_Task requirements_
Search the listing below for "cartas". Copy each matching line.

_Records supplied_

....

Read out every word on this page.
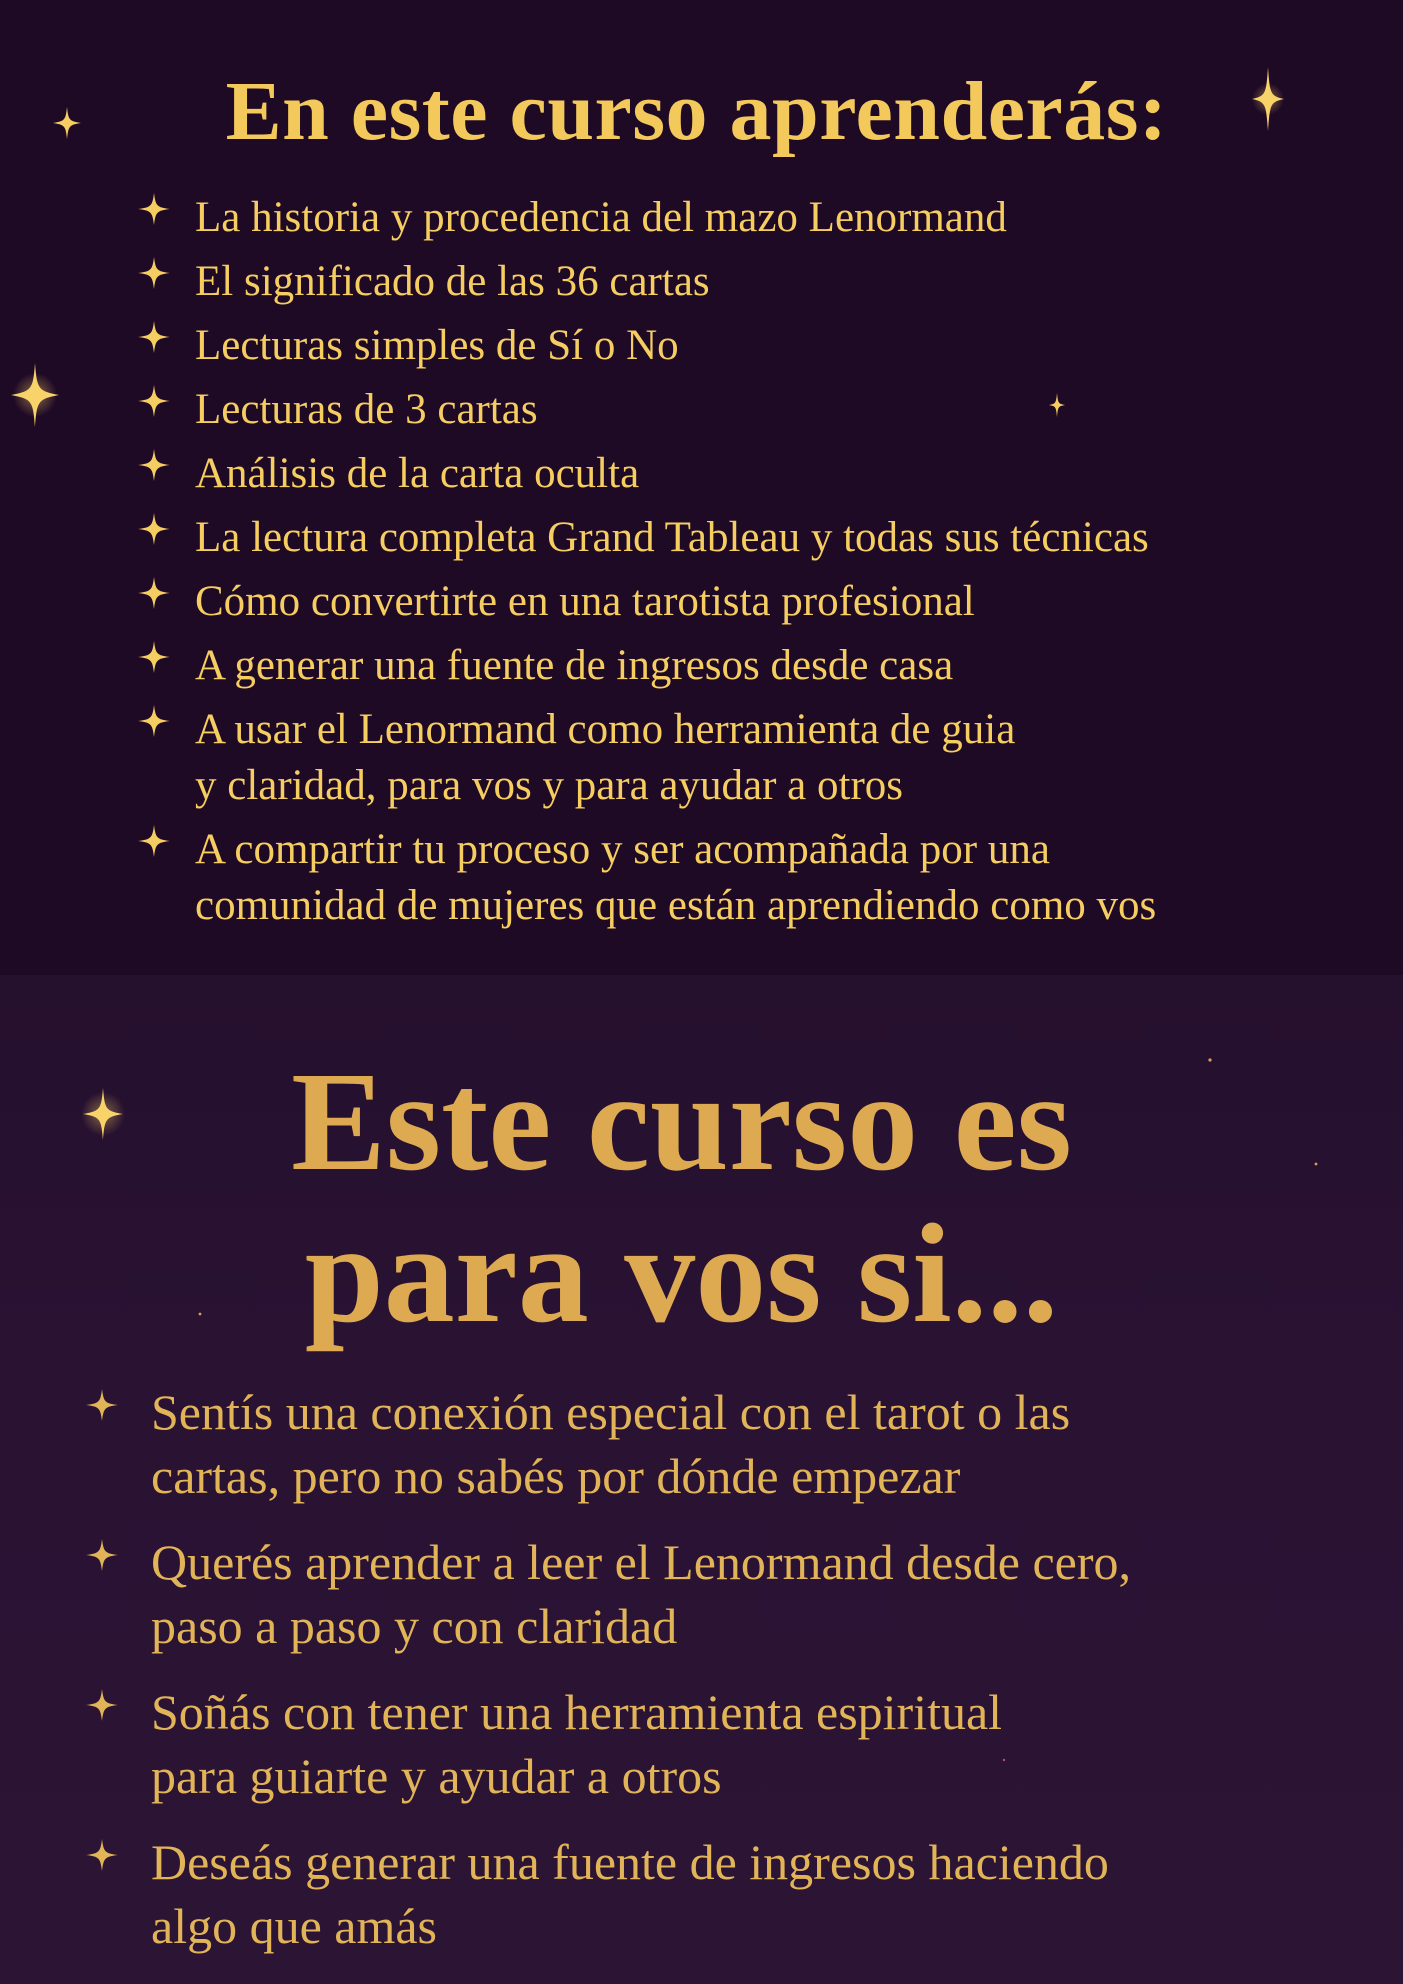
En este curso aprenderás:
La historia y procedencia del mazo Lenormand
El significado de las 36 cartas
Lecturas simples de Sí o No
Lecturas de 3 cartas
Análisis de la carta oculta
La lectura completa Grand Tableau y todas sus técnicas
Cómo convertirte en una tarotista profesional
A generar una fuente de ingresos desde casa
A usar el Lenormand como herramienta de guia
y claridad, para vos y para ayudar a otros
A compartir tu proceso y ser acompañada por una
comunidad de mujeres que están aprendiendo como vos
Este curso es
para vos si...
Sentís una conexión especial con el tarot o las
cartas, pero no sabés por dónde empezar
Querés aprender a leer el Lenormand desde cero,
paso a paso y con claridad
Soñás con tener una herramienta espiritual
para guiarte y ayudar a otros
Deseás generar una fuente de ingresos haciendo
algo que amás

....

_Exercise solution_
El significado de las 36 cartas
Lecturas de 3 cartas
cartas, pero no sabés por dónde empezar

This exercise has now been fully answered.